Aim of the task
Reproduce every line of the listing below verbatim, leaving out the pictures.

[start of Available records]

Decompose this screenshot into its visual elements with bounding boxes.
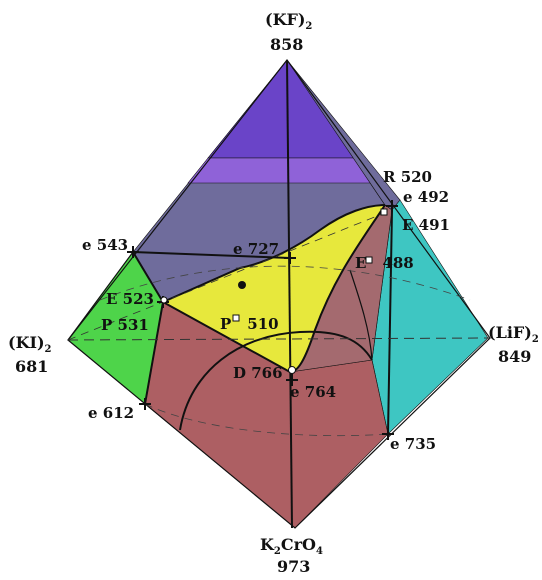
label-e727: e 727 (233, 240, 279, 258)
curve-lower-arc (179, 330, 373, 431)
kf-field-top (207, 59, 361, 159)
edge-kf-k2cro4 (286, 59, 293, 529)
label-p531: P 531 (101, 316, 149, 334)
point-markers (127, 200, 398, 440)
vertex-left-name: (KI)2 (8, 333, 52, 355)
curve-right-inner (349, 269, 373, 361)
vertex-bottom-name: K2CrO4 (260, 535, 323, 557)
edge-ki-e543 (67, 251, 134, 341)
edge-e523-d766 (162, 301, 291, 373)
vertex-left-value: 681 (15, 357, 48, 376)
vertex-right-value: 849 (498, 347, 531, 366)
edge-e543-e727 (132, 251, 291, 259)
marker-p531-dot (238, 281, 246, 289)
curve-e523-r520 (162, 204, 386, 303)
kf-field-band (187, 157, 383, 184)
vertex-right-name: (LiF)2 (488, 323, 539, 345)
back-edge-ki-lif (67, 337, 491, 341)
label-e488: E 488 (355, 254, 414, 272)
marker-e523 (160, 296, 168, 304)
outer-boundary (67, 59, 491, 529)
curve-r520-d766 (289, 204, 386, 373)
label-e764: e 764 (290, 383, 336, 401)
edge-e543-e523 (132, 251, 164, 303)
vertex-top-value: 858 (270, 35, 303, 54)
marker-e764 (286, 374, 298, 386)
marker-e612 (139, 398, 151, 410)
back-edge-ki-kf-mid (67, 209, 393, 341)
marker-d766 (288, 366, 296, 374)
edge-p531-e612 (144, 301, 164, 405)
label-p510: P 510 (220, 315, 279, 333)
label-d766: D 766 (233, 364, 283, 382)
back-arc-1 (144, 403, 389, 437)
label-r520: R 520 (383, 168, 432, 186)
label-e735: e 735 (390, 435, 436, 453)
label-e492: e 492 (403, 188, 449, 206)
vertex-top-name: (KF)2 (265, 10, 312, 32)
label-e543: e 543 (82, 236, 128, 254)
marker-e727 (284, 252, 296, 264)
marker-e735 (382, 428, 394, 440)
vertex-bottom-value: 973 (277, 557, 310, 575)
back-arc-2 (99, 265, 471, 301)
edge-e492-e735 (387, 209, 393, 435)
marker-p510 (232, 314, 240, 322)
label-e523: E 523 (106, 290, 154, 308)
marker-e543 (127, 246, 139, 258)
marker-r520 (380, 208, 388, 216)
marker-e488 (365, 256, 373, 264)
label-e491: E 491 (402, 216, 450, 234)
marker-e492 (386, 200, 398, 212)
label-e612: e 612 (88, 404, 134, 422)
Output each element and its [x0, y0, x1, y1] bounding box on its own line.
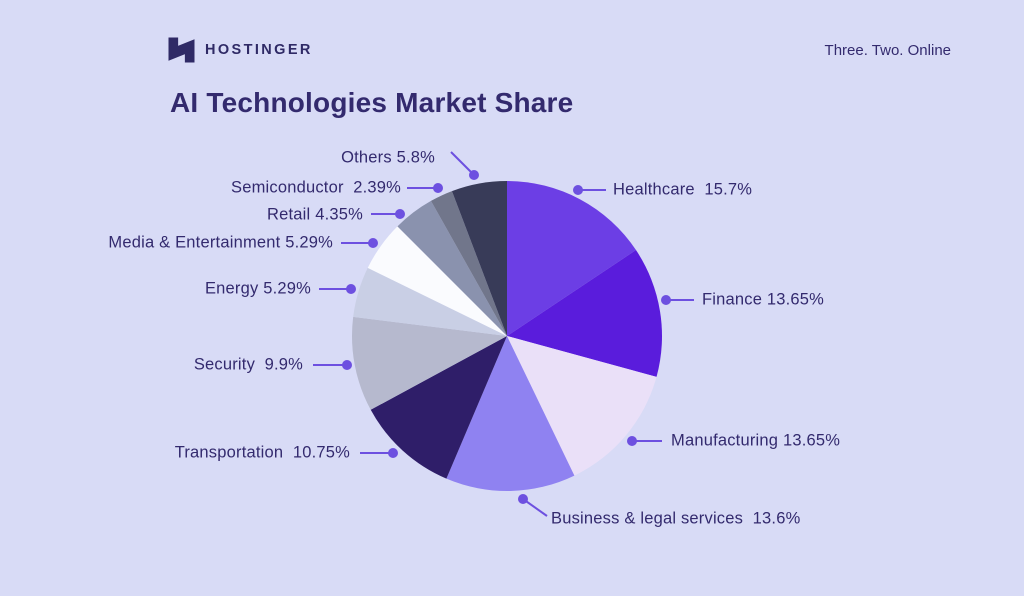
header-tagline: Three. Two. Online — [824, 42, 951, 59]
slice-label-energy: Energy 5.29% — [204, 279, 311, 298]
pie-slice-healthcare — [507, 181, 636, 336]
slice-label-business-legal-services: Business & legal services 13.6% — [551, 509, 801, 528]
pie-slice-manufacturing — [507, 336, 657, 476]
leader-dot-manufacturing — [627, 436, 637, 446]
hostinger-logo-icon — [168, 37, 195, 63]
slice-label-transportation: Transportation 10.75% — [174, 443, 350, 462]
leader-dot-others — [469, 170, 479, 180]
slice-label-others: Others 5.8% — [341, 148, 435, 167]
hostinger-logo: HOSTINGER — [168, 37, 313, 63]
slice-label-semiconductor: Semiconductor 2.39% — [230, 178, 401, 197]
pie-slice-finance — [507, 250, 663, 377]
slice-label-retail: Retail 4.35% — [267, 205, 363, 224]
pie-slice-security — [352, 316, 507, 410]
pie-slice-transportation — [370, 336, 507, 479]
slice-label-security: Security 9.9% — [193, 355, 303, 374]
pie-slice-business-legal-services — [446, 336, 575, 491]
leader-dot-retail — [395, 209, 405, 219]
leader-line-others — [450, 151, 475, 176]
leader-dot-business-legal-services — [518, 494, 528, 504]
hostinger-logo-text: HOSTINGER — [205, 42, 313, 58]
leader-dot-security — [342, 360, 352, 370]
leader-dot-media-entertainment — [368, 238, 378, 248]
slice-label-manufacturing: Manufacturing 13.65% — [671, 431, 841, 450]
leader-dot-energy — [346, 284, 356, 294]
pie-slice-media-entertainment — [367, 226, 507, 336]
page-title: AI Technologies Market Share — [170, 87, 574, 118]
slice-label-media-entertainment: Media & Entertainment 5.29% — [108, 233, 333, 252]
leader-dot-semiconductor — [433, 183, 443, 193]
leader-dot-healthcare — [573, 185, 583, 195]
pie-slice-others — [451, 181, 507, 336]
leader-dot-transportation — [388, 448, 398, 458]
slice-label-finance: Finance 13.65% — [702, 290, 825, 309]
header: HOSTINGER Three. Two. Online — [0, 0, 1024, 70]
slice-label-healthcare: Healthcare 15.7% — [613, 180, 753, 199]
pie-slice-semiconductor — [430, 191, 507, 336]
pie-slice-energy — [353, 267, 507, 336]
leader-dot-finance — [661, 295, 671, 305]
pie-slice-retail — [397, 200, 507, 336]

[end of Available records]

Completed exercise
Decompose this screenshot into its visual elements with bounding boxes.
label-e727: e 727 (233, 240, 279, 258)
curve-lower-arc (179, 330, 373, 431)
kf-field-top (207, 59, 361, 159)
edge-kf-k2cro4 (286, 59, 293, 529)
label-p531: P 531 (101, 316, 149, 334)
point-markers (127, 200, 398, 440)
vertex-left-name: (KI)2 (8, 333, 52, 355)
curve-right-inner (349, 269, 373, 361)
vertex-bottom-name: K2CrO4 (260, 535, 323, 557)
edge-ki-e543 (67, 251, 134, 341)
edge-e523-d766 (162, 301, 291, 373)
vertex-left-value: 681 (15, 357, 48, 376)
vertex-right-value: 849 (498, 347, 531, 366)
edge-e543-e727 (132, 251, 291, 259)
marker-p531-dot (238, 281, 246, 289)
curve-e523-r520 (162, 204, 386, 303)
kf-field-band (187, 157, 383, 184)
vertex-right-name: (LiF)2 (488, 323, 539, 345)
back-edge-ki-lif (67, 337, 491, 341)
label-e488: E 488 (355, 254, 414, 272)
marker-e523 (160, 296, 168, 304)
outer-boundary (67, 59, 491, 529)
curve-r520-d766 (289, 204, 386, 373)
label-e764: e 764 (290, 383, 336, 401)
edge-e543-e523 (132, 251, 164, 303)
vertex-top-value: 858 (270, 35, 303, 54)
marker-e764 (286, 374, 298, 386)
marker-e612 (139, 398, 151, 410)
back-edge-ki-kf-mid (67, 209, 393, 341)
marker-d766 (288, 366, 296, 374)
edge-p531-e612 (144, 301, 164, 405)
label-p510: P 510 (220, 315, 279, 333)
label-d766: D 766 (233, 364, 283, 382)
back-arc-1 (144, 403, 389, 437)
label-r520: R 520 (383, 168, 432, 186)
label-e735: e 735 (390, 435, 436, 453)
label-e492: e 492 (403, 188, 449, 206)
vertex-top-name: (KF)2 (265, 10, 312, 32)
label-e543: e 543 (82, 236, 128, 254)
marker-e727 (284, 252, 296, 264)
marker-e735 (382, 428, 394, 440)
vertex-bottom-value: 973 (277, 557, 310, 575)
back-arc-2 (99, 265, 471, 301)
edge-e492-e735 (387, 209, 393, 435)
marker-p510 (232, 314, 240, 322)
label-e523: E 523 (106, 290, 154, 308)
marker-e543 (127, 246, 139, 258)
marker-r520 (380, 208, 388, 216)
marker-e488 (365, 256, 373, 264)
label-e491: E 491 (402, 216, 450, 234)
marker-e492 (386, 200, 398, 212)
label-e612: e 612 (88, 404, 134, 422)
Output each element and its [x0, y0, x1, y1] bounding box on its own line.
header-tagline: Three. Two. Online — [824, 42, 951, 59]
slice-label-energy: Energy 5.29% — [204, 279, 311, 298]
pie-slice-healthcare — [507, 181, 636, 336]
slice-label-business-legal-services: Business & legal services 13.6% — [551, 509, 801, 528]
pie-slice-manufacturing — [507, 336, 657, 476]
leader-dot-manufacturing — [627, 436, 637, 446]
hostinger-logo-icon — [168, 37, 195, 63]
slice-label-transportation: Transportation 10.75% — [174, 443, 350, 462]
leader-dot-others — [469, 170, 479, 180]
slice-label-others: Others 5.8% — [341, 148, 435, 167]
hostinger-logo: HOSTINGER — [168, 37, 313, 63]
slice-label-semiconductor: Semiconductor 2.39% — [230, 178, 401, 197]
pie-slice-finance — [507, 250, 663, 377]
slice-label-retail: Retail 4.35% — [267, 205, 363, 224]
pie-slice-security — [352, 316, 507, 410]
pie-slice-transportation — [370, 336, 507, 479]
slice-label-security: Security 9.9% — [193, 355, 303, 374]
pie-slice-business-legal-services — [446, 336, 575, 491]
leader-dot-retail — [395, 209, 405, 219]
leader-line-others — [450, 151, 475, 176]
leader-dot-business-legal-services — [518, 494, 528, 504]
hostinger-logo-text: HOSTINGER — [205, 42, 313, 58]
leader-dot-security — [342, 360, 352, 370]
leader-dot-media-entertainment — [368, 238, 378, 248]
slice-label-manufacturing: Manufacturing 13.65% — [671, 431, 841, 450]
leader-dot-energy — [346, 284, 356, 294]
pie-slice-media-entertainment — [367, 226, 507, 336]
page-title: AI Technologies Market Share — [170, 87, 574, 118]
slice-label-media-entertainment: Media & Entertainment 5.29% — [108, 233, 333, 252]
leader-dot-semiconductor — [433, 183, 443, 193]
leader-dot-healthcare — [573, 185, 583, 195]
pie-slice-others — [451, 181, 507, 336]
leader-dot-transportation — [388, 448, 398, 458]
slice-label-finance: Finance 13.65% — [702, 290, 825, 309]
header: HOSTINGER Three. Two. Online — [0, 0, 1024, 70]
slice-label-healthcare: Healthcare 15.7% — [613, 180, 753, 199]
pie-slice-semiconductor — [430, 191, 507, 336]
pie-slice-energy — [353, 267, 507, 336]
leader-dot-finance — [661, 295, 671, 305]
pie-slice-retail — [397, 200, 507, 336]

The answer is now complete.